Problem statement: Locate the word "professional" in the data below, then copy every line that holds it.

Dataset records
▼▼▼

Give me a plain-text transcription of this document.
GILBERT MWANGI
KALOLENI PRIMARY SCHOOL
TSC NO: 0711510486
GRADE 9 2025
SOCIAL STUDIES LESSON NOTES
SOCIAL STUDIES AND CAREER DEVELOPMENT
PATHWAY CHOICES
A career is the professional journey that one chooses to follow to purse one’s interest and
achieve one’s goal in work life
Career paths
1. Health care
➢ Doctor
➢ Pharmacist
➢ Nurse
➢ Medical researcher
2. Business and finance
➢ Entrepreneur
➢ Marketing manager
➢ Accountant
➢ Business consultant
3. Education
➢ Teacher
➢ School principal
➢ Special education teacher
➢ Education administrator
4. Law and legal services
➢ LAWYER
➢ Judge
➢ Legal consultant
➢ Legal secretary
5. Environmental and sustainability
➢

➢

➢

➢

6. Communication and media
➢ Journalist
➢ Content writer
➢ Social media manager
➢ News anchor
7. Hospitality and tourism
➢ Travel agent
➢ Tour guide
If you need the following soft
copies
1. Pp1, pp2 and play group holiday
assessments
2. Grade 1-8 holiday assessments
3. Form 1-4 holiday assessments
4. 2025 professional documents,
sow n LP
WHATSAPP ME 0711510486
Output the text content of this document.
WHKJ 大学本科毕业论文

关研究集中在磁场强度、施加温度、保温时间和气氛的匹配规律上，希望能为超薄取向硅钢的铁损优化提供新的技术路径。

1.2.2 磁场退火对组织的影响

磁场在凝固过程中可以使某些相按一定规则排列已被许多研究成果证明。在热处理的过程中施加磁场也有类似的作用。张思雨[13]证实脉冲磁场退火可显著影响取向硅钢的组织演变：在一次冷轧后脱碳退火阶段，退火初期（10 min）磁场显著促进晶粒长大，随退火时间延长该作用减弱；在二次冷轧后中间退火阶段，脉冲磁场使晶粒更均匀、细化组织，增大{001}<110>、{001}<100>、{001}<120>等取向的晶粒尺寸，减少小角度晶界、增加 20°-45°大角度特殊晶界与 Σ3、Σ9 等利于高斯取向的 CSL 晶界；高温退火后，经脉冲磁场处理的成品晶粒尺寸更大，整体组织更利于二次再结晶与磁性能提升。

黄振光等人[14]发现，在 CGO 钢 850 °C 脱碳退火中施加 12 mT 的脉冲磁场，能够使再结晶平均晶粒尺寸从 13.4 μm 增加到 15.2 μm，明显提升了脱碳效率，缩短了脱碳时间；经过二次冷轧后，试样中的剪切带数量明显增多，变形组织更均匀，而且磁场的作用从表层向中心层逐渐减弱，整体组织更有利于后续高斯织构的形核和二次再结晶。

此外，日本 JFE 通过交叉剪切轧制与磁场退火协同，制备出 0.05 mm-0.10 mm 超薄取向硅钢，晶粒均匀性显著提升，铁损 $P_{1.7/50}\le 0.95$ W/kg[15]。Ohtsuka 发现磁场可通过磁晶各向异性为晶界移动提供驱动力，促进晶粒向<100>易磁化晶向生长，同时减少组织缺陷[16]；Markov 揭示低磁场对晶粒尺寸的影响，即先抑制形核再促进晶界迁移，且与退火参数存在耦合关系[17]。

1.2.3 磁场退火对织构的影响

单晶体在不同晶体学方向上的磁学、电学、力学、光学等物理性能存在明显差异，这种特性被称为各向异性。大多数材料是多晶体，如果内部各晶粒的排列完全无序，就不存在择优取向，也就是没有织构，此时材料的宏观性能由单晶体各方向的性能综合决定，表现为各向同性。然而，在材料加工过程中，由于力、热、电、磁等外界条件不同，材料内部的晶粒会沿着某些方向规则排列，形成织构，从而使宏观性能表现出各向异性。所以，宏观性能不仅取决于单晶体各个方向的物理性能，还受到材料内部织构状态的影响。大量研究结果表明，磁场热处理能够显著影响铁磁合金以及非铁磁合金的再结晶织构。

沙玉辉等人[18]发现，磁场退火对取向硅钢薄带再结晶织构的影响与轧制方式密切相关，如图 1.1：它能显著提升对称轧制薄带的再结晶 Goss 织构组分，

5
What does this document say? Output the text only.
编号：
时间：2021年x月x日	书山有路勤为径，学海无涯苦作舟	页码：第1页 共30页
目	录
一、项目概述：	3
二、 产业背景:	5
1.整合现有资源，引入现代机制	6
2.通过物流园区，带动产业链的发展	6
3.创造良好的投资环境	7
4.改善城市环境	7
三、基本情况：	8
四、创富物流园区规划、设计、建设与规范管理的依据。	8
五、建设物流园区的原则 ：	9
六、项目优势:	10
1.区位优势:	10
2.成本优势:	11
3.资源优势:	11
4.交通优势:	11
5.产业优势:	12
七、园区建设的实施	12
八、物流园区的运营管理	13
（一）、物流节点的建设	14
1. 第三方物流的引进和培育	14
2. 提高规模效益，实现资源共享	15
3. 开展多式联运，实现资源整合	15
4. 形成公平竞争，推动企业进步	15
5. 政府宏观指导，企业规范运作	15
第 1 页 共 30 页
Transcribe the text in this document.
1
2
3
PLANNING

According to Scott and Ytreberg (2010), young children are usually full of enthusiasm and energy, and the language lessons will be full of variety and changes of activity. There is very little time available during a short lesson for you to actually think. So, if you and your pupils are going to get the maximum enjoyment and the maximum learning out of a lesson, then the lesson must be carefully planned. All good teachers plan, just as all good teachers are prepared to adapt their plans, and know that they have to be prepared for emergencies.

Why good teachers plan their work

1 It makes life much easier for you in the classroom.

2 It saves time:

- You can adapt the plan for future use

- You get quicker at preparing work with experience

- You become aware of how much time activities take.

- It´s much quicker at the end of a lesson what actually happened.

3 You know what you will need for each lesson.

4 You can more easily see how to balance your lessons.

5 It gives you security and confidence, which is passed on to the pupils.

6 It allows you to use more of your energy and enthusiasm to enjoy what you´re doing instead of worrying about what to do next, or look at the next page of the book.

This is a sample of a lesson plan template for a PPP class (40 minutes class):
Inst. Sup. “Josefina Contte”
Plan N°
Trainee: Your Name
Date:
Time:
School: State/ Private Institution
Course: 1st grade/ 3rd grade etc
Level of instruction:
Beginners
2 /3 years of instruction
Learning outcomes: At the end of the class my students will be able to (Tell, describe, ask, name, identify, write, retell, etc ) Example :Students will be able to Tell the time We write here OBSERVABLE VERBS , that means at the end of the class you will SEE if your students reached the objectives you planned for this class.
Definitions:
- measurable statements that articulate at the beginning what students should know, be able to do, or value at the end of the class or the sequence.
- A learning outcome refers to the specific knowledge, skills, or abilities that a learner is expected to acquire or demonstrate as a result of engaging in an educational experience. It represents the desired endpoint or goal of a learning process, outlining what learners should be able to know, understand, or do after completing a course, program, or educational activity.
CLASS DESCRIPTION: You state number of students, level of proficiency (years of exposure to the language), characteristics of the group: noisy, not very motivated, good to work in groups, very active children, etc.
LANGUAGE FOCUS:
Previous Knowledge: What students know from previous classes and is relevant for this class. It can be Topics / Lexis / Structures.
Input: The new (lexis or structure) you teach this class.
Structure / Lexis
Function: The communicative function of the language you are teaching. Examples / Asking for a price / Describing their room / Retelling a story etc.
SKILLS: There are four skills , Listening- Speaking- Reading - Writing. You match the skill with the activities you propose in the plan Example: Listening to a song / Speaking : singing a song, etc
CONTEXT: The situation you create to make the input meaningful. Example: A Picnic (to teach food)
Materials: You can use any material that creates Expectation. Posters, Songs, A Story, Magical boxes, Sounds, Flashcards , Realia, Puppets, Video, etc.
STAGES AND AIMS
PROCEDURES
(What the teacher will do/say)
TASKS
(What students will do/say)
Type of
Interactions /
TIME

▲▲▲

Solution for this task:
A career is the professional journey that one chooses to follow to purse one’s interest and
4. 2025 professional documents,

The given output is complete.